▸ SELECTION
-- start --
The former CIO — appointed by US President Barack Obama to be the first government CIO in March 2009 until he stepped down from the role in August 2011 — told an audience at the CA World conference in Las Vegas that as cyber warfare becomes more likely, governments must consider how much they rely on commercial companies for their critical infrastructure.

"Over 70 per cent of the infrastructure the [US] government uses is not even in the government hands," he said. "The question becomes ... what represents systemic risk, what is the right level of partnership between the public sector and the private sector," he said. Kundra added that recent incidents of cyber attacks in the US showed that hacking was no longer just the domain of "teenage hackers doing this for fun" but also organised crime and nation states.

"There's a [cyber] arms race around those actors that want to do harm," he said.

The US must look at what countries like Australia are doing, he said, building out national telecommunications infrastructure such as the National Broadband Network (NBN).

"[There are] massive investments in Australia being made around backbone infrastructure," he said.

Former HP president and current chairman of Virtual Computing Environment Company (VCE), Michael D. Capellas, told the conference that he believed the bringing down of the internet through cyber terrorism will happen.
-- end --
▸ DATA EXCERPTS
-- start --
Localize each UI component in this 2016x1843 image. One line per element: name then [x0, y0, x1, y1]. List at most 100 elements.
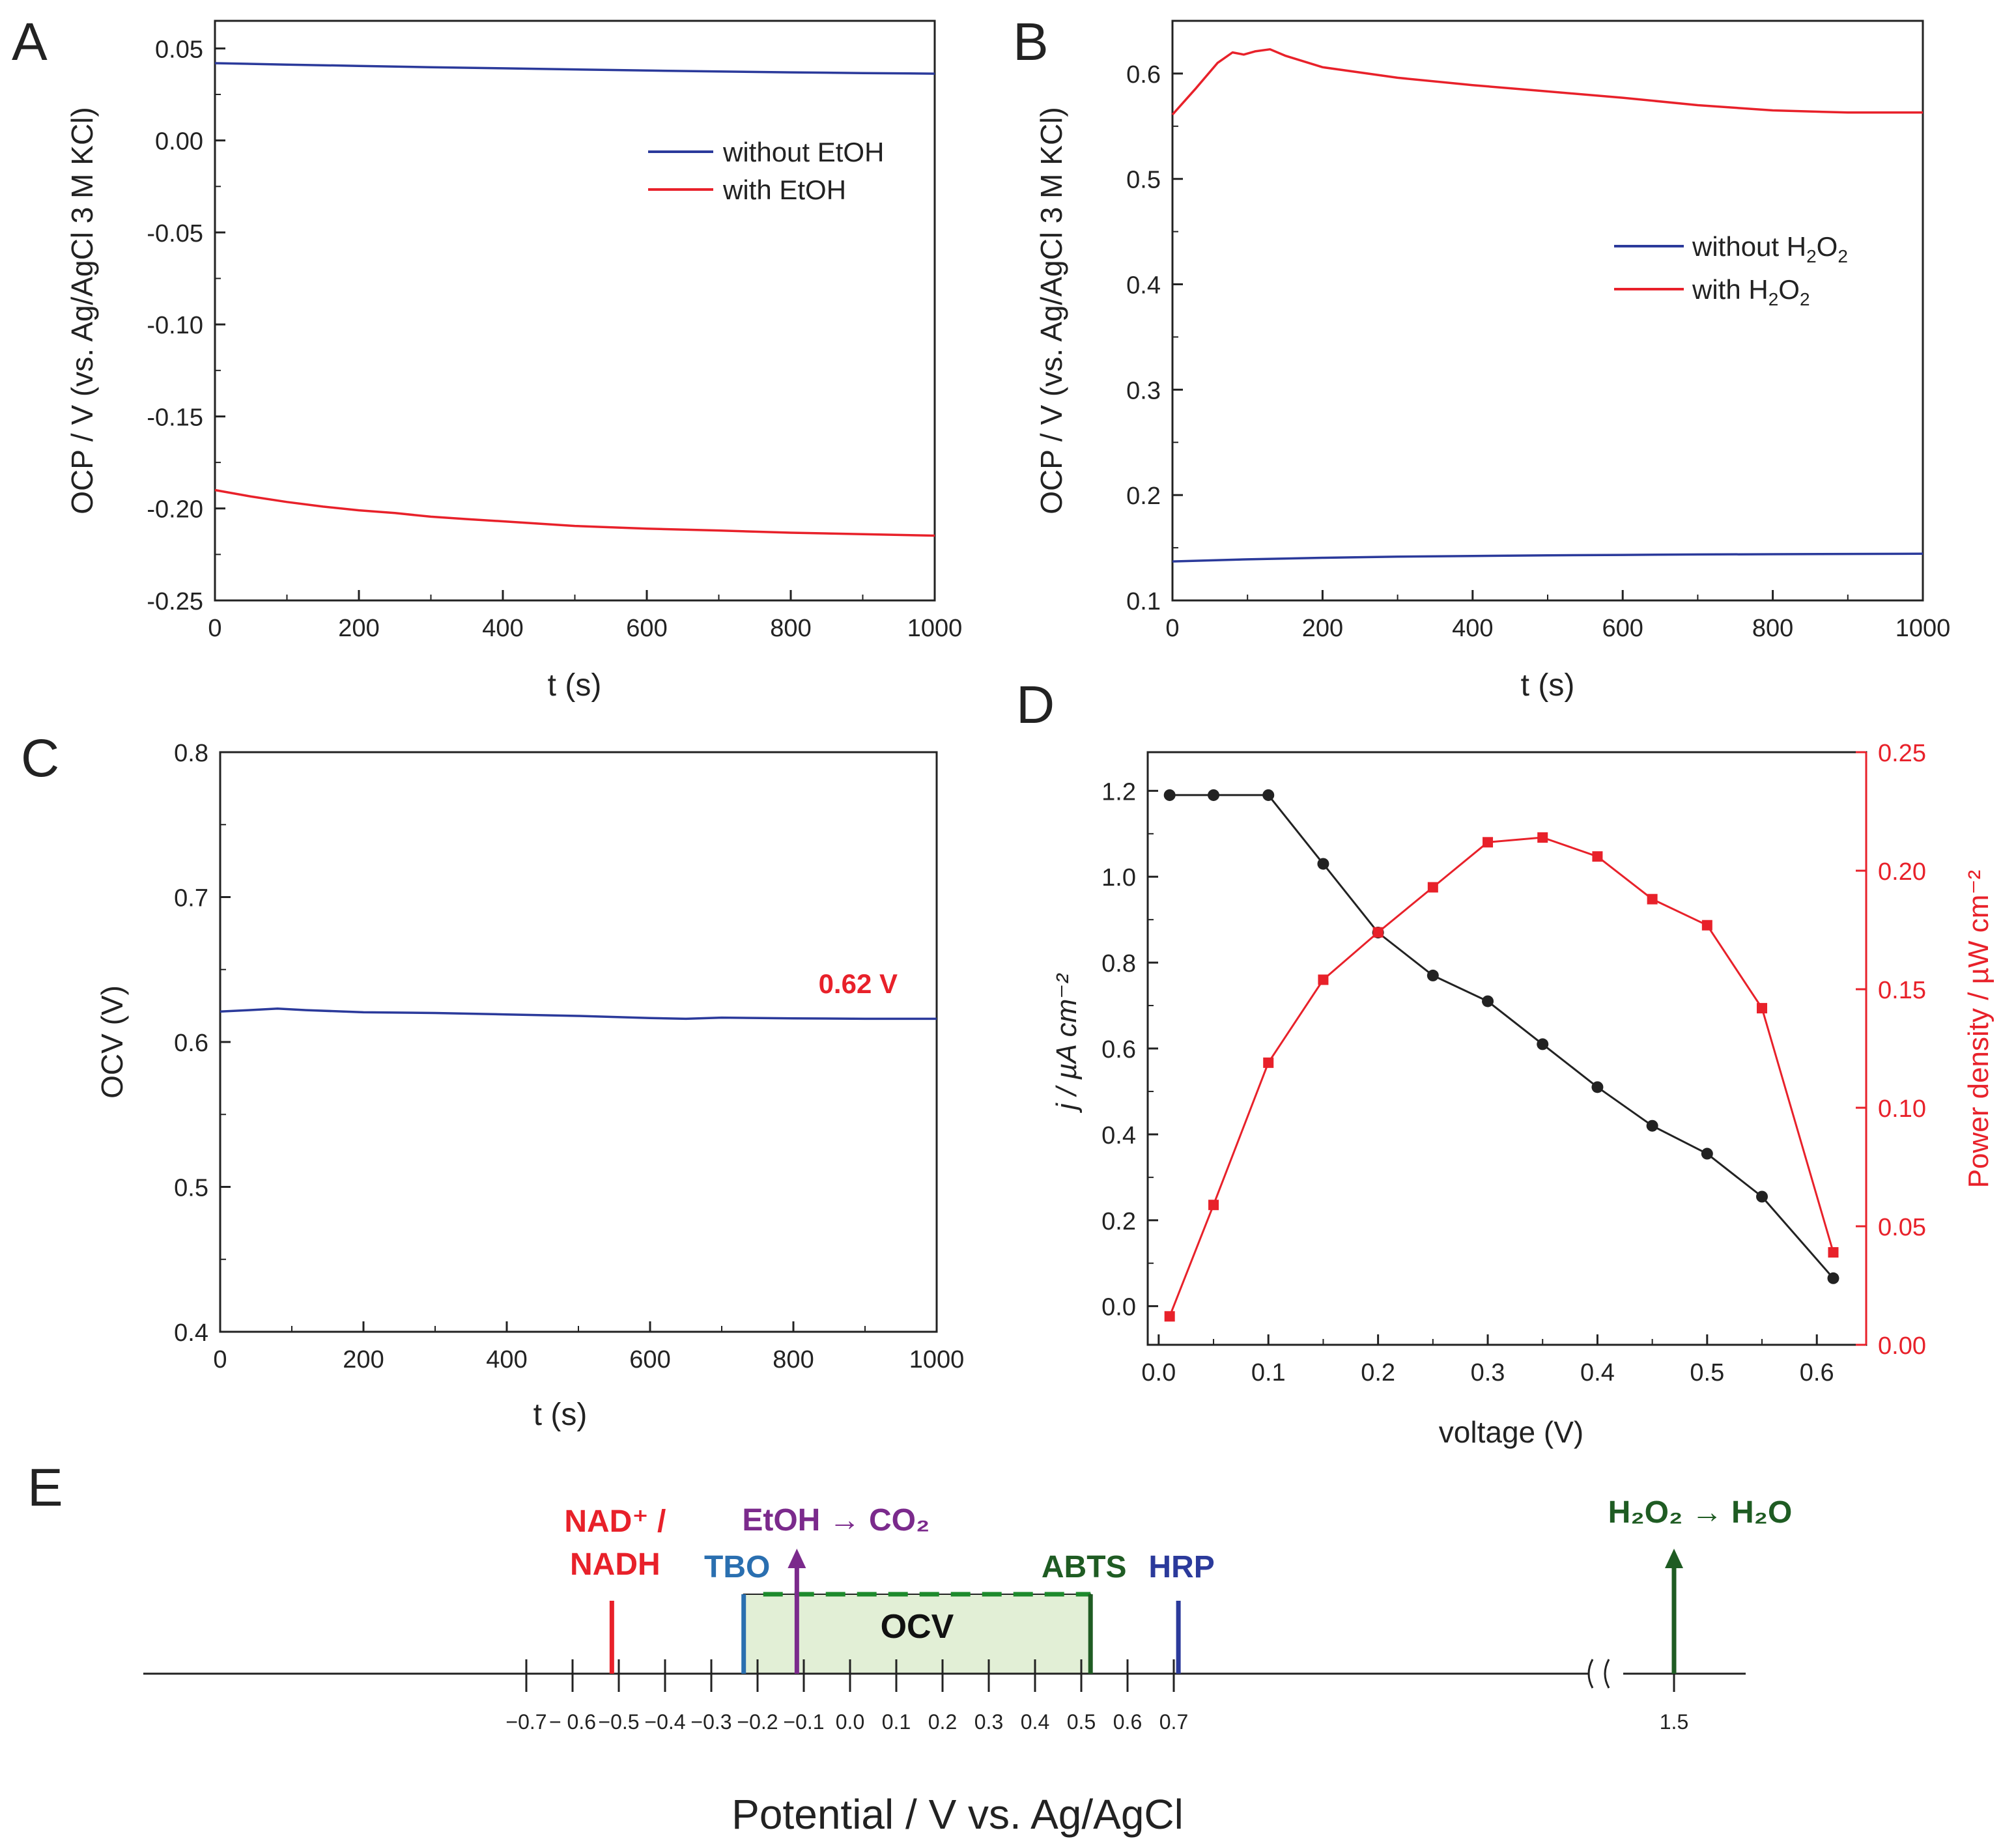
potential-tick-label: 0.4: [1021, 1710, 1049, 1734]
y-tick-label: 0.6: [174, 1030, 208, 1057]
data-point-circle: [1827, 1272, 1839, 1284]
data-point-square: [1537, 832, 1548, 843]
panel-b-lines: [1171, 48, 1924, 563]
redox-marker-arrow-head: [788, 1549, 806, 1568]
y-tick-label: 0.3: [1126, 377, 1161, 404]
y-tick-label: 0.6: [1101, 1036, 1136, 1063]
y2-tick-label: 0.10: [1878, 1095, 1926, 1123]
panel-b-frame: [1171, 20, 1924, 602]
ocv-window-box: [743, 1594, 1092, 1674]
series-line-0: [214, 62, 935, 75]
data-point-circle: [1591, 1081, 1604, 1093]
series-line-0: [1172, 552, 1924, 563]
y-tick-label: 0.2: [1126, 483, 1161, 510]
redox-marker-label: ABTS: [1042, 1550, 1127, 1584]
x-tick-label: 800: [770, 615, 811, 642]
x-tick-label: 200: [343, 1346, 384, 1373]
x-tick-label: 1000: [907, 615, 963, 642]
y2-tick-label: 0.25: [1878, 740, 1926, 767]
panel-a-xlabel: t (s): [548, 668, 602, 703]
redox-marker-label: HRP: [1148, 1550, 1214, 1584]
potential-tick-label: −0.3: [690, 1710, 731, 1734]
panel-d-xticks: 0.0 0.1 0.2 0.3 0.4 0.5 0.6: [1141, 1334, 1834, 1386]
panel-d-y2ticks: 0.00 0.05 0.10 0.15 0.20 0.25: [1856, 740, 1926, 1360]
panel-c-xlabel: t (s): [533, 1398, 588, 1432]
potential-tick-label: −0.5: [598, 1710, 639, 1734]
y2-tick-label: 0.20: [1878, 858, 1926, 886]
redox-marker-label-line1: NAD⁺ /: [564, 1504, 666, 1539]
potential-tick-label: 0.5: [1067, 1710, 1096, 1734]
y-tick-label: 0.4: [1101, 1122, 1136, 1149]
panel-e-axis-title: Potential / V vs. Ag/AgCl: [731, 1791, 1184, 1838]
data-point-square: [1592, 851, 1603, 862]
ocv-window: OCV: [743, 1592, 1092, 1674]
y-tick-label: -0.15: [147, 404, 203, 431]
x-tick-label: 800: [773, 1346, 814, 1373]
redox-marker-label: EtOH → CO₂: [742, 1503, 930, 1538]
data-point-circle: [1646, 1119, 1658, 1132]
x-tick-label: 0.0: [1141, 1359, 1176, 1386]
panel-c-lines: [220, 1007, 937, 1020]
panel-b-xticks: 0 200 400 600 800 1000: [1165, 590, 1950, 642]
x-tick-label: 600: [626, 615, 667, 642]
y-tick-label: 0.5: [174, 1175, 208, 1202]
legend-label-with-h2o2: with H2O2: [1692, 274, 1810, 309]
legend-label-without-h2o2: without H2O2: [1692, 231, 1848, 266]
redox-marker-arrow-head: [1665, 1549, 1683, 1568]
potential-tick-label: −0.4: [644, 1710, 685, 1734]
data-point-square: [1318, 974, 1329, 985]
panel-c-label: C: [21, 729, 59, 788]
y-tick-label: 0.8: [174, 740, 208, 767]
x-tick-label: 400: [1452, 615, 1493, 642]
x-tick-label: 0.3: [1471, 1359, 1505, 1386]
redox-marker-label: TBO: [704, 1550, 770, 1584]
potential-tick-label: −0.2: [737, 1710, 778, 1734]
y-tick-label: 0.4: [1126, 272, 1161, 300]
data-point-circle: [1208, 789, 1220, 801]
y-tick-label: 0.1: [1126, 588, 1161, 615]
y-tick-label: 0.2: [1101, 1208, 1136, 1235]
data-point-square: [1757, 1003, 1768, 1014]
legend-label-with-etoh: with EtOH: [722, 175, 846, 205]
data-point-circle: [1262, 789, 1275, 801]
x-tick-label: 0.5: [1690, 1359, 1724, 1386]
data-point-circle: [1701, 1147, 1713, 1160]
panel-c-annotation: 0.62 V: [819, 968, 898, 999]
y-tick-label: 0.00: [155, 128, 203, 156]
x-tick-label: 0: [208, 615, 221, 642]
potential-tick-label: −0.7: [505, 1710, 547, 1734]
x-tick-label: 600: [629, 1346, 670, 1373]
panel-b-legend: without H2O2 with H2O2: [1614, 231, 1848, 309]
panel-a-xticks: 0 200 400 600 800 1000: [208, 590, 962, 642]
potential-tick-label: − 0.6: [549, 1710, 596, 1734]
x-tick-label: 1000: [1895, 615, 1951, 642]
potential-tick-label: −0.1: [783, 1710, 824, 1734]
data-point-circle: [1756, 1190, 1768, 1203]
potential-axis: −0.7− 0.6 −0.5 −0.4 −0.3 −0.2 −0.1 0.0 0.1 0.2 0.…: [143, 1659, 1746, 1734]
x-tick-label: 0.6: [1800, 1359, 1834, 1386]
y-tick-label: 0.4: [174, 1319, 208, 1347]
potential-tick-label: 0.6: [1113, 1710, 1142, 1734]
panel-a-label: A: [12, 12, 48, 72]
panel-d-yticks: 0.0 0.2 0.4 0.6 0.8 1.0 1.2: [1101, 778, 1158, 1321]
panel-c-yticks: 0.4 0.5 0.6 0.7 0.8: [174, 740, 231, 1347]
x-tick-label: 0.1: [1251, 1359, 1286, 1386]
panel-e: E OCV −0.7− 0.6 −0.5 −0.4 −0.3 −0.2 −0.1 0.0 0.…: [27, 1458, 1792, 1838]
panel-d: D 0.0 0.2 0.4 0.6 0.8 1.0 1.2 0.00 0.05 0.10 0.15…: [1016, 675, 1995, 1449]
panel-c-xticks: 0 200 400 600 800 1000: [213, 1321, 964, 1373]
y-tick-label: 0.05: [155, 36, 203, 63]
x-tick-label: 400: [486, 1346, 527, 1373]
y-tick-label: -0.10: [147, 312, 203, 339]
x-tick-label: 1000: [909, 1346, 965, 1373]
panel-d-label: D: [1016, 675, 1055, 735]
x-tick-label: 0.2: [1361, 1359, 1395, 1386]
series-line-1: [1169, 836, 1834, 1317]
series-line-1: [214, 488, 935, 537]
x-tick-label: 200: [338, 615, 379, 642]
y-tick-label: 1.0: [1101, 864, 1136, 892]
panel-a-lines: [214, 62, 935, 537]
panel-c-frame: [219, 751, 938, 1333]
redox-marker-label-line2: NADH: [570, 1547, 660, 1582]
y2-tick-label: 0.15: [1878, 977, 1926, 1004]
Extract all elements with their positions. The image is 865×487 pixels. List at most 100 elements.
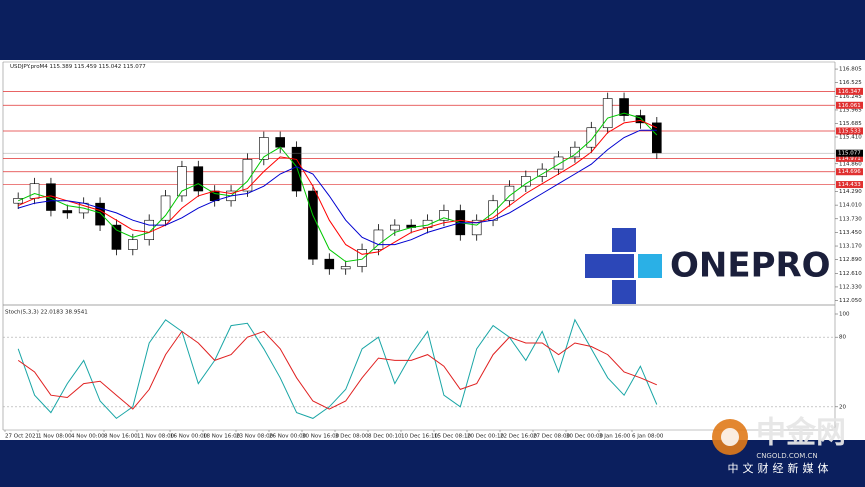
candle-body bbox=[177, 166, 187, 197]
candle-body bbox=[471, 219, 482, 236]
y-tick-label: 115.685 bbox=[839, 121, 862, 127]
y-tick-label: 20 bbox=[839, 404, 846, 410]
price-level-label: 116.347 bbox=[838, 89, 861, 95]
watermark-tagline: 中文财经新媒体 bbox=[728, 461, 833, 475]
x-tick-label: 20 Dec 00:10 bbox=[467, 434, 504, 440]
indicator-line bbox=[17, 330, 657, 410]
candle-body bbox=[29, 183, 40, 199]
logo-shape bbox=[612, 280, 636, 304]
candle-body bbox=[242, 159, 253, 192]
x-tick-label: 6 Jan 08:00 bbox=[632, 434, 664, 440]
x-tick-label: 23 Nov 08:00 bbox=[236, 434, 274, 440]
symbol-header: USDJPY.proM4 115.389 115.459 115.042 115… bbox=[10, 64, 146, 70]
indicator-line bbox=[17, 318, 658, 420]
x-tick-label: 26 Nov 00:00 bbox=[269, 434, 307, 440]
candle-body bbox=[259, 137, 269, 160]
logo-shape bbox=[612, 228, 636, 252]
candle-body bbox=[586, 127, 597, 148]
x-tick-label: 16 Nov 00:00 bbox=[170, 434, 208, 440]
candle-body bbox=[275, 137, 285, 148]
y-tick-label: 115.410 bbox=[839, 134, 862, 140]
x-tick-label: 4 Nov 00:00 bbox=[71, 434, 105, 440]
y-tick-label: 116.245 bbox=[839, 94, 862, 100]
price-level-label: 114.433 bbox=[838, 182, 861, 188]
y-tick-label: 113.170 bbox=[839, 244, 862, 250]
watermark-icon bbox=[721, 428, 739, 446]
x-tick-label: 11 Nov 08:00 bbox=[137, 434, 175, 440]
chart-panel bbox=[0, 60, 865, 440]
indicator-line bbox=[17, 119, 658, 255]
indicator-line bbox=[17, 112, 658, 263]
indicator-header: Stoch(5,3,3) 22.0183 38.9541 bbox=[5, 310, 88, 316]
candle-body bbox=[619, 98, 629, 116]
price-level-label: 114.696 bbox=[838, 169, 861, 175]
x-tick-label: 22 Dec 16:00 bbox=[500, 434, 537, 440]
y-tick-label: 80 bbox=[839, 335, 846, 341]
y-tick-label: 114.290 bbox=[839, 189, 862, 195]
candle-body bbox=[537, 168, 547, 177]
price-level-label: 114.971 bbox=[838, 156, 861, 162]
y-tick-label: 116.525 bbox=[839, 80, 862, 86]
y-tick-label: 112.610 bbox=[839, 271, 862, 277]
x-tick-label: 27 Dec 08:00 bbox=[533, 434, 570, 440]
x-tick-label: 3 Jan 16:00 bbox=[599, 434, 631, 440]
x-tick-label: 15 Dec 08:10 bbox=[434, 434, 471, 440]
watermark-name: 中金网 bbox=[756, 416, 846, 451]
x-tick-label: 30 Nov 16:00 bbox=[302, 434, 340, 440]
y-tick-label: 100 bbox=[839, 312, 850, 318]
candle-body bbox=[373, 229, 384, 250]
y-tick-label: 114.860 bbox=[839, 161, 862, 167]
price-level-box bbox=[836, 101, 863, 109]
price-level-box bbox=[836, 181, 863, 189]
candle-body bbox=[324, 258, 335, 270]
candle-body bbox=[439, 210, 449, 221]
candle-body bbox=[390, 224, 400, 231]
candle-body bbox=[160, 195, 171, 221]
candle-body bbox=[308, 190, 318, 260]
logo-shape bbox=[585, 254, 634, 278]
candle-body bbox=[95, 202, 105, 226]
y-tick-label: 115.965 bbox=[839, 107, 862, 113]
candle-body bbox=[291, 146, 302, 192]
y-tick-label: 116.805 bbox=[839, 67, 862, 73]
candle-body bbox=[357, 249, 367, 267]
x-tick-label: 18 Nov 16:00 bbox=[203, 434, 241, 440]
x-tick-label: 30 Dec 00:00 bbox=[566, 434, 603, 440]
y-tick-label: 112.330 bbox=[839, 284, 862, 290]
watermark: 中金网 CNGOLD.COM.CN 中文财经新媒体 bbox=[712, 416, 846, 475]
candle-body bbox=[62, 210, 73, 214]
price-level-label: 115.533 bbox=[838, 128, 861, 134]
-- end --
Repeat the cyber warfare article from "The former CIO" to "their critical infrastructure.", swapping "audience" for "crowd".

The former CIO — appointed by US President Barack Obama to be the first government CIO in March 2009 until he stepped down from the role in August 2011 — told an crowd at the CA World conference in Las Vegas that as cyber warfare becomes more likely, governments must consider how much they rely on commercial companies for their critical infrastructure.